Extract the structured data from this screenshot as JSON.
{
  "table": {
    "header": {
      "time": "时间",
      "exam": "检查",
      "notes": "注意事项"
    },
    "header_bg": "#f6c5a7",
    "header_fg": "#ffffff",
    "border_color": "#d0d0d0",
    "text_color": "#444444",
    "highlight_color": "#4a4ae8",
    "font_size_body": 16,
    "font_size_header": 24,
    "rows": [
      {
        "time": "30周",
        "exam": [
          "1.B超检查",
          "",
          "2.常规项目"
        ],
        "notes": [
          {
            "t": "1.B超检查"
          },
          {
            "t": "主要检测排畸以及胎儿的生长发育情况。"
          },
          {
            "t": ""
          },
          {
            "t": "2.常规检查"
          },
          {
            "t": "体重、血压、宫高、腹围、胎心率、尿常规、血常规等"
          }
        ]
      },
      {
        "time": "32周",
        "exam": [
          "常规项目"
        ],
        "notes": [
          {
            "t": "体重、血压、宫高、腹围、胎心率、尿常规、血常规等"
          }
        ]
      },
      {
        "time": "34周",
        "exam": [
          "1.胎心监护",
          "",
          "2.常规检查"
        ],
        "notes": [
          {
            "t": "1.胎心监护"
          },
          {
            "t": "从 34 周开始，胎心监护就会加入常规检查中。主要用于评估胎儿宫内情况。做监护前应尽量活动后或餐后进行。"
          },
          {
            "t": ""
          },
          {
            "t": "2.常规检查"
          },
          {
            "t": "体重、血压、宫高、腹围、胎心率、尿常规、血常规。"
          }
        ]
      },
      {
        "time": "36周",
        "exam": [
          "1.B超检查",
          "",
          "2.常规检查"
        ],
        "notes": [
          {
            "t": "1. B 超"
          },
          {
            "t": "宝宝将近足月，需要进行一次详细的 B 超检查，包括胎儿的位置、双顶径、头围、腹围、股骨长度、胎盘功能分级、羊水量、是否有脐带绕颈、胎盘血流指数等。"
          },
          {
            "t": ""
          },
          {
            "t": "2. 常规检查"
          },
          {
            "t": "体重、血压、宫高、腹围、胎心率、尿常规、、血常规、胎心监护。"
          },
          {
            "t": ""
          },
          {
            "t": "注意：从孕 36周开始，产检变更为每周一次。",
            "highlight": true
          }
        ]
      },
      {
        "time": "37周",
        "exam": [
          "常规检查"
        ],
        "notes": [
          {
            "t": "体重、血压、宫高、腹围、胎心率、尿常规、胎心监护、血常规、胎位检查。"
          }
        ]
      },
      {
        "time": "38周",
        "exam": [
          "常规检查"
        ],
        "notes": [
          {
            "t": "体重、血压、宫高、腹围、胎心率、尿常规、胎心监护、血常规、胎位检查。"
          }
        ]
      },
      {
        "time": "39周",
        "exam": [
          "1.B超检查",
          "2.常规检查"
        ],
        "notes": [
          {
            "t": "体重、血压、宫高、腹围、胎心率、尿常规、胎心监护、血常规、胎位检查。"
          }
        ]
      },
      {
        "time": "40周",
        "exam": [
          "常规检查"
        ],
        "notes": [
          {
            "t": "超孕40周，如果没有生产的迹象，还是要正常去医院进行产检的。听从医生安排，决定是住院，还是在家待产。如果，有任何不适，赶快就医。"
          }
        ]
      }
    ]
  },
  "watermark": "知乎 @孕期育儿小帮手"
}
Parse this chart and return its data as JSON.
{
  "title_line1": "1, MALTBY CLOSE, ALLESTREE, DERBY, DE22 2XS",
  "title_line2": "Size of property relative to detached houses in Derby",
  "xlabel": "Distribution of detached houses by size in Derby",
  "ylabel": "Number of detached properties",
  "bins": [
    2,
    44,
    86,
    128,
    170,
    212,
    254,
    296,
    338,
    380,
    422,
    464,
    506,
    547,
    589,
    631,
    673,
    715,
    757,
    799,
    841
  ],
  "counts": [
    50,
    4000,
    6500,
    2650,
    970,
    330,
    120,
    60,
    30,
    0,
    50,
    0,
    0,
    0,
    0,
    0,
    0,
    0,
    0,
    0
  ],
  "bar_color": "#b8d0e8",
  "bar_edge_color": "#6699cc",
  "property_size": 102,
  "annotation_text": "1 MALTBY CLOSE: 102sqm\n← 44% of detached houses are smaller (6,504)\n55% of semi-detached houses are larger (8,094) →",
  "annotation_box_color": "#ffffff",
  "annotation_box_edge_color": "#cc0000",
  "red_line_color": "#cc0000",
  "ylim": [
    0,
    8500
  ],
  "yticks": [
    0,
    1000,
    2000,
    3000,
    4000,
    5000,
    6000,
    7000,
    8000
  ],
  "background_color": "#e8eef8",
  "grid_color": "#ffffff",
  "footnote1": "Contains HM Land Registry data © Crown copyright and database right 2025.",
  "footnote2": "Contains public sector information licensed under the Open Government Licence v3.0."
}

- _Exercise goal_
Reproduce every entry shown above, precisely as it stands.

- _Written reply_
Extract the structured data from this screenshot as JSON.
{
  "table": {
    "header": {
      "time": "时间",
      "exam": "检查",
      "notes": "注意事项"
    },
    "header_bg": "#f6c5a7",
    "header_fg": "#ffffff",
    "border_color": "#d0d0d0",
    "text_color": "#444444",
    "highlight_color": "#4a4ae8",
    "font_size_body": 16,
    "font_size_header": 24,
    "rows": [
      {
        "time": "30周",
        "exam": [
          "1.B超检查",
          "",
          "2.常规项目"
        ],
        "notes": [
          {
            "t": "1.B超检查"
          },
          {
            "t": "主要检测排畸以及胎儿的生长发育情况。"
          },
          {
            "t": ""
          },
          {
            "t": "2.常规检查"
          },
          {
            "t": "体重、血压、宫高、腹围、胎心率、尿常规、血常规等"
          }
        ]
      },
      {
        "time": "32周",
        "exam": [
          "常规项目"
        ],
        "notes": [
          {
            "t": "体重、血压、宫高、腹围、胎心率、尿常规、血常规等"
          }
        ]
      },
      {
        "time": "34周",
        "exam": [
          "1.胎心监护",
          "",
          "2.常规检查"
        ],
        "notes": [
          {
            "t": "1.胎心监护"
          },
          {
            "t": "从 34 周开始，胎心监护就会加入常规检查中。主要用于评估胎儿宫内情况。做监护前应尽量活动后或餐后进行。"
          },
          {
            "t": ""
          },
          {
            "t": "2.常规检查"
          },
          {
            "t": "体重、血压、宫高、腹围、胎心率、尿常规、血常规。"
          }
        ]
      },
      {
        "time": "36周",
        "exam": [
          "1.B超检查",
          "",
          "2.常规检查"
        ],
        "notes": [
          {
            "t": "1. B 超"
          },
          {
            "t": "宝宝将近足月，需要进行一次详细的 B 超检查，包括胎儿的位置、双顶径、头围、腹围、股骨长度、胎盘功能分级、羊水量、是否有脐带绕颈、胎盘血流指数等。"
          },
          {
            "t": ""
          },
          {
            "t": "2. 常规检查"
          },
          {
            "t": "体重、血压、宫高、腹围、胎心率、尿常规、、血常规、胎心监护。"
          },
          {
            "t": ""
          },
          {
            "t": "注意：从孕 36周开始，产检变更为每周一次。",
            "highlight": true
          }
        ]
      },
      {
        "time": "37周",
        "exam": [
          "常规检查"
        ],
        "notes": [
          {
            "t": "体重、血压、宫高、腹围、胎心率、尿常规、胎心监护、血常规、胎位检查。"
          }
        ]
      },
      {
        "time": "38周",
        "exam": [
          "常规检查"
        ],
        "notes": [
          {
            "t": "体重、血压、宫高、腹围、胎心率、尿常规、胎心监护、血常规、胎位检查。"
          }
        ]
      },
      {
        "time": "39周",
        "exam": [
          "1.B超检查",
          "2.常规检查"
        ],
        "notes": [
          {
            "t": "体重、血压、宫高、腹围、胎心率、尿常规、胎心监护、血常规、胎位检查。"
          }
        ]
      },
      {
        "time": "40周",
        "exam": [
          "常规检查"
        ],
        "notes": [
          {
            "t": "超孕40周，如果没有生产的迹象，还是要正常去医院进行产检的。听从医生安排，决定是住院，还是在家待产。如果，有任何不适，赶快就医。"
          }
        ]
      }
    ]
  },
  "watermark": "知乎 @孕期育儿小帮手"
}
Parse this chart and return its data as JSON.
{
  "title_line1": "1, MALTBY CLOSE, ALLESTREE, DERBY, DE22 2XS",
  "title_line2": "Size of property relative to detached houses in Derby",
  "xlabel": "Distribution of detached houses by size in Derby",
  "ylabel": "Number of detached properties",
  "bins": [
    2,
    44,
    86,
    128,
    170,
    212,
    254,
    296,
    338,
    380,
    422,
    464,
    506,
    547,
    589,
    631,
    673,
    715,
    757,
    799,
    841
  ],
  "counts": [
    50,
    4000,
    6500,
    2650,
    970,
    330,
    120,
    60,
    30,
    0,
    50,
    0,
    0,
    0,
    0,
    0,
    0,
    0,
    0,
    0
  ],
  "bar_color": "#b8d0e8",
  "bar_edge_color": "#6699cc",
  "property_size": 102,
  "annotation_text": "1 MALTBY CLOSE: 102sqm\n← 44% of detached houses are smaller (6,504)\n55% of semi-detached houses are larger (8,094) →",
  "annotation_box_color": "#ffffff",
  "annotation_box_edge_color": "#cc0000",
  "red_line_color": "#cc0000",
  "ylim": [
    0,
    8500
  ],
  "yticks": [
    0,
    1000,
    2000,
    3000,
    4000,
    5000,
    6000,
    7000,
    8000
  ],
  "background_color": "#e8eef8",
  "grid_color": "#ffffff",
  "footnote1": "Contains HM Land Registry data © Crown copyright and database right 2025.",
  "footnote2": "Contains public sector information licensed under the Open Government Licence v3.0."
}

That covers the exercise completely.